LJ: STOP BRINGING IT UP.
C: I…didn’t…? *shrinks*
LJ: Ha! He turns off his hearing aid
C: Cumulo nimbus!
C: And suddenly house plane went allll wrong!
LJ: It’s so hard to watch him watch the house get all messed
C: Hey, he saves the important stuff!
LJ: HA! …I thought you were dead!
LJ: It was a cinch with my Wilderness Explorer GPS
C: “With this baby, we’ll NEVER be lost.” *accientally flings GPS out window*
LJ: “Woah, that’s gonna be like a billion transfers to get back to my house”
LJ: Oh god, a man hanging onto his house by the garden hose
LJ: This whole thing just breaks my heart
C: And the fact that he talks to the house and calls it “Ellie.” UGH.
C: Omg Paradise Falls!!!
LJ: It’s BEE-YOOOU-TIFUL
C: Russell trying to climb is much like my attempts to climb the rope in elementary school gym class…
LJ: Why do we have to climb ropes in gym class anyway
LJ: NO ONE ACTUALLY NEEDS THAT SKILL
C: Like, unless we become Panem and are forced into the Hunger Games, I think we’ll be okay.
LJ: Hahaaha “by the time we get there, you’re going to feel so assisted”

▶ [Dataset content]:
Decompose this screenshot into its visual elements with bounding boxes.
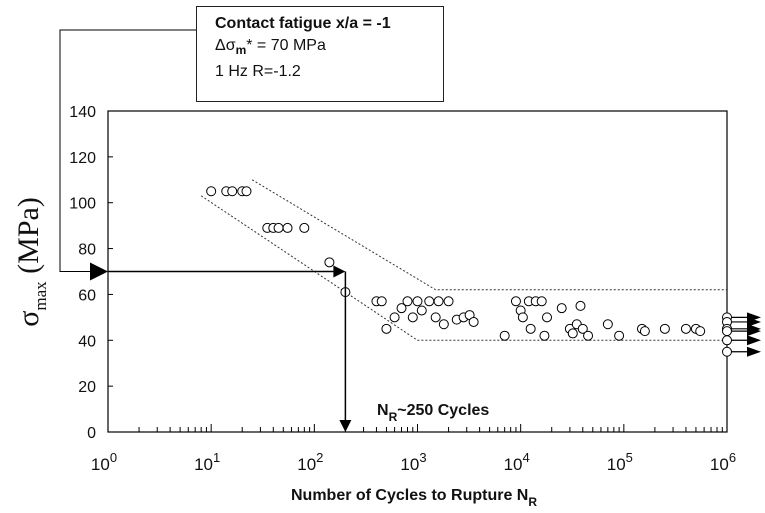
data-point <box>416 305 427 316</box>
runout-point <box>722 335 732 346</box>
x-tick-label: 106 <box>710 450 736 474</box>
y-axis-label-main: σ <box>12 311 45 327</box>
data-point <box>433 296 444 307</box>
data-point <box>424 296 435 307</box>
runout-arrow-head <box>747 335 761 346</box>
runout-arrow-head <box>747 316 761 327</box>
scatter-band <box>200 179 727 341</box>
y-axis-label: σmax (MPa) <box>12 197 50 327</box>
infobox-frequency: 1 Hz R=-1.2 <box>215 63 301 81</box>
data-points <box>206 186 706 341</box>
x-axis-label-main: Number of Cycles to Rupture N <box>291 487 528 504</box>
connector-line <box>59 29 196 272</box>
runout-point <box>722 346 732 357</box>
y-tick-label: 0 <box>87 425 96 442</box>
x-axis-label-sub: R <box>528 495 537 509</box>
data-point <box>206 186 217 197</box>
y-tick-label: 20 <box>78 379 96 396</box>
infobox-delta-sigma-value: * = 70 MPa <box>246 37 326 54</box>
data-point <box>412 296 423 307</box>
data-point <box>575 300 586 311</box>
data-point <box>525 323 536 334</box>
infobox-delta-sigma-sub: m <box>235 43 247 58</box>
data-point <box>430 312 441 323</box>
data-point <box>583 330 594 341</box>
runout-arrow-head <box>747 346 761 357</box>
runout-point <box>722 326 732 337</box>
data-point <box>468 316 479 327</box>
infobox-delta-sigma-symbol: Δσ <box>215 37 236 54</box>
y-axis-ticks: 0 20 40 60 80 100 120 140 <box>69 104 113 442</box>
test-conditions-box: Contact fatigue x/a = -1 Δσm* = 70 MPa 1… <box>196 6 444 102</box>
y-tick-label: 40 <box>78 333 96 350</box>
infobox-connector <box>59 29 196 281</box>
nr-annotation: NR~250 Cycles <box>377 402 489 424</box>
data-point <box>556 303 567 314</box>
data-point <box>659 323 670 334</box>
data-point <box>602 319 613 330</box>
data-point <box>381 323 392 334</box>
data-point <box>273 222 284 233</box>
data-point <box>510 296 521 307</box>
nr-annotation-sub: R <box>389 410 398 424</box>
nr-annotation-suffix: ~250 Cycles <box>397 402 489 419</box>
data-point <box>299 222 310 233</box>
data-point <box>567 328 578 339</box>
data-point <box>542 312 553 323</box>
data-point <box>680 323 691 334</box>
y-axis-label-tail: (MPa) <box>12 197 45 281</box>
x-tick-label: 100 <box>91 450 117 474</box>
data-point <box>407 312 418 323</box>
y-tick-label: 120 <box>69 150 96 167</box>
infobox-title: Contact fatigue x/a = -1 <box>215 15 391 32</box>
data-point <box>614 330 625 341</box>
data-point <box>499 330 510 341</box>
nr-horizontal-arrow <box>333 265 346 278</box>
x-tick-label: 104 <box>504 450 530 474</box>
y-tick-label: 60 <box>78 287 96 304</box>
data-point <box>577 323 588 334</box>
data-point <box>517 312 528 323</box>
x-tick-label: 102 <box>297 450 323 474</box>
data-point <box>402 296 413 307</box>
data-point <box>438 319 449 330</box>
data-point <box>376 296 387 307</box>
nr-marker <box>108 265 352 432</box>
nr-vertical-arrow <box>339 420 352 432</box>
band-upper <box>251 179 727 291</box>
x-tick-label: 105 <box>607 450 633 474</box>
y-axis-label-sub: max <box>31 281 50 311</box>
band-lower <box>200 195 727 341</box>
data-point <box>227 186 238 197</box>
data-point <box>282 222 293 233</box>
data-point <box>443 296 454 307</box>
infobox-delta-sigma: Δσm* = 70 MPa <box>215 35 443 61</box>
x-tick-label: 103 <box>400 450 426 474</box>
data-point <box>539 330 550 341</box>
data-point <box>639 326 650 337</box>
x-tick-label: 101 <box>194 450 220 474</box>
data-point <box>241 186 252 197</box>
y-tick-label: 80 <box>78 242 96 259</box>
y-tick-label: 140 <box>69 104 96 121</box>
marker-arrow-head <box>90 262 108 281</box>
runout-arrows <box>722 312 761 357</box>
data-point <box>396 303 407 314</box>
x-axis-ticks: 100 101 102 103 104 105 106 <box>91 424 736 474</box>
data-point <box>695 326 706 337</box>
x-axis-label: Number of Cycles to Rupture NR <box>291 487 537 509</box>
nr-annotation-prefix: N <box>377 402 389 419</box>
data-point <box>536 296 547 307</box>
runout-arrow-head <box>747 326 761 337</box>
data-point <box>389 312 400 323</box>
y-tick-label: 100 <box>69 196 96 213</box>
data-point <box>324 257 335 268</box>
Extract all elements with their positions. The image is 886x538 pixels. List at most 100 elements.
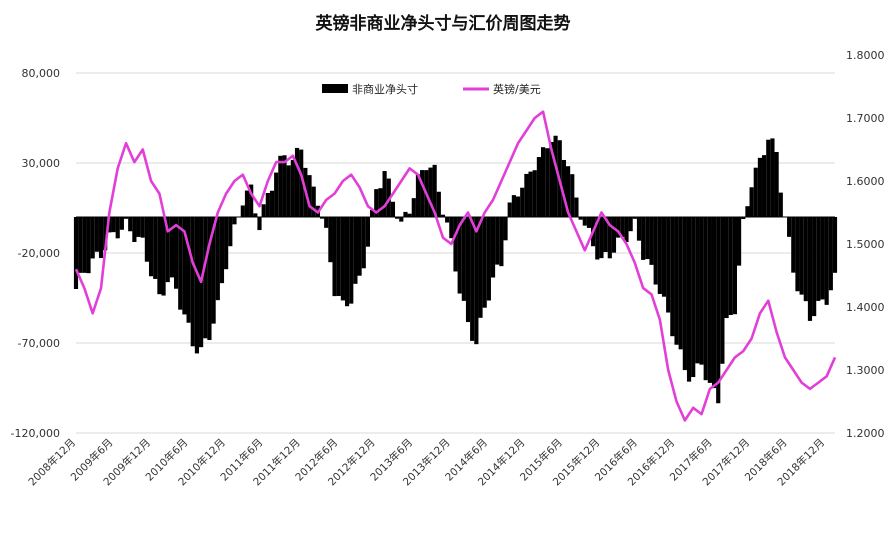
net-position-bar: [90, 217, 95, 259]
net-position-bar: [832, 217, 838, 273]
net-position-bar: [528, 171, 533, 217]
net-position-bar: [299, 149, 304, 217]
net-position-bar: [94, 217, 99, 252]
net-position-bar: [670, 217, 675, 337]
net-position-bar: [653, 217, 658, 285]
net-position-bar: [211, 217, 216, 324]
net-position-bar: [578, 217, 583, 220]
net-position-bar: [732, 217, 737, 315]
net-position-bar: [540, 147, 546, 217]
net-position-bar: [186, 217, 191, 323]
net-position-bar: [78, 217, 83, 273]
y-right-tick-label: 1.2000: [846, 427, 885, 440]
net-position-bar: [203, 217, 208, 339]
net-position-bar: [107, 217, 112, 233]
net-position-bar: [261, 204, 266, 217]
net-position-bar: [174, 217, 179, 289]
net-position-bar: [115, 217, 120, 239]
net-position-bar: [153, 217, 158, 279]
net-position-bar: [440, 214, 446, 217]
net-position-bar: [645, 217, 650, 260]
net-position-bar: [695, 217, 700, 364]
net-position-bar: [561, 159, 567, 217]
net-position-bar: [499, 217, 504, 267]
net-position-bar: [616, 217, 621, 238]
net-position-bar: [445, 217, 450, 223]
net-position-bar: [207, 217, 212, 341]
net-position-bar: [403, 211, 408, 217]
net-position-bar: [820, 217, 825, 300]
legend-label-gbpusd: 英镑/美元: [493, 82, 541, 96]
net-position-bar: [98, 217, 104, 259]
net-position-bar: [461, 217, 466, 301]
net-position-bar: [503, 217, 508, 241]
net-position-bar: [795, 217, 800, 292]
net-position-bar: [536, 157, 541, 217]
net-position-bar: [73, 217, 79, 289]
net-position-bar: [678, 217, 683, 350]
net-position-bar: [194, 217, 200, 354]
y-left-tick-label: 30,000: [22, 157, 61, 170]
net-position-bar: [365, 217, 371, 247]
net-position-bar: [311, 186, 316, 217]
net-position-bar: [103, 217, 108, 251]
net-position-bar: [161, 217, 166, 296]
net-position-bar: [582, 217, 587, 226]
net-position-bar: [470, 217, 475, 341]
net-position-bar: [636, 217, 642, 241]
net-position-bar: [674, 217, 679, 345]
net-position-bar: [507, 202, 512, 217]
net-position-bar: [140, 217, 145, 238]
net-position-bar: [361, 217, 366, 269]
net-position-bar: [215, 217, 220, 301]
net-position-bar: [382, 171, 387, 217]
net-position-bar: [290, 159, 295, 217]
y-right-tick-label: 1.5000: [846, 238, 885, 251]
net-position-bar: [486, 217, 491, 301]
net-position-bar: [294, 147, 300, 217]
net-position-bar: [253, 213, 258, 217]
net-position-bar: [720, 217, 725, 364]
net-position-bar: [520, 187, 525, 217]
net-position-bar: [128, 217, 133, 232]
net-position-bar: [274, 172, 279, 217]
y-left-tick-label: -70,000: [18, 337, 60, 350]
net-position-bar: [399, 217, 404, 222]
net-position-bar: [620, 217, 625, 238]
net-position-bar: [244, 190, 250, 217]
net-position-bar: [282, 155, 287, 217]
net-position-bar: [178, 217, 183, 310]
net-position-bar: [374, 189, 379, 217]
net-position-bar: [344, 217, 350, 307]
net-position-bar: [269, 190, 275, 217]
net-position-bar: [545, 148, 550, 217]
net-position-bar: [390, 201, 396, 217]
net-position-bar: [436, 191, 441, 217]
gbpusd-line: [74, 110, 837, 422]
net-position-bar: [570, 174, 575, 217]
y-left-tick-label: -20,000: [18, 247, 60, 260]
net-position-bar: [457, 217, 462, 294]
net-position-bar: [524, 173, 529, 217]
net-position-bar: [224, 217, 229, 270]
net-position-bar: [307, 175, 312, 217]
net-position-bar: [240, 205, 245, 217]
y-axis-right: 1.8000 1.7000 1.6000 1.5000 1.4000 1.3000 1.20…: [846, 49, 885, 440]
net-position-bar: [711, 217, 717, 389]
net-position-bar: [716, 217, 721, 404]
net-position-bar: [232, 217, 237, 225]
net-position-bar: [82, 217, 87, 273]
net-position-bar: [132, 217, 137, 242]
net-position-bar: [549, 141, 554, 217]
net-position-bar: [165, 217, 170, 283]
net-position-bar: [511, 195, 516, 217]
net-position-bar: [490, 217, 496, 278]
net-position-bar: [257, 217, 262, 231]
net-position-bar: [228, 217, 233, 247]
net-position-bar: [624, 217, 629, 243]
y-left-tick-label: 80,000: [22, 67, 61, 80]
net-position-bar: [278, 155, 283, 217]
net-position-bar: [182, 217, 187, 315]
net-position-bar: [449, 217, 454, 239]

▶ [Parts of the exercise]:
A. In the movie-watching chat transcript, what name does C say the man uses when he talks to the house?
B. Continue the movie-watching chat transcript after its last line, in the same back-and-forth style between LJ and C.

▶ [Results for the exercise]:
A. He calls it "Ellie."

B.
C: Lol. He’s the best little Wilderness Explorer.
C: I love that they’re like squashed versions of regular breeds.
C: Snipe tracks!
LJ: Sweet sweet Russell
LJ: I have chocolate for every situation too, buddy
C: THE LITTLE WINGS
LJ: AND ITS ANGRY NOISE
C: It’s the greatest.
LJ: It’s reminding me a little of the raptors in JP
LJ: AND HE NAMES IT KEVIN
LJ: I forgot about that
C: Swallowing the cane!!! Loooolllll.
C: Hahahaha Kevin following and trying to hide
C: “I can smell you!”
C: THERE HE IS
C: THE CUTEST, CHUBBIEST PIXAR DOG EVER
C: “My name is Dug. I have just met you and I love you.”
C: “May I take this bird back to camp as my prisoner?”
C: Dug is, like, Pixar’s greatest creation. I could quote him all day.
LJ: Can we keep him please please please??
LJ: BUT ITS A TALKING DOG
C: OMG ALPHA’S CHIPMUNK VOICE
LJ: Oh man the tiny Doberman tail wag
C: PRESH. Even though Alpha is a little intense.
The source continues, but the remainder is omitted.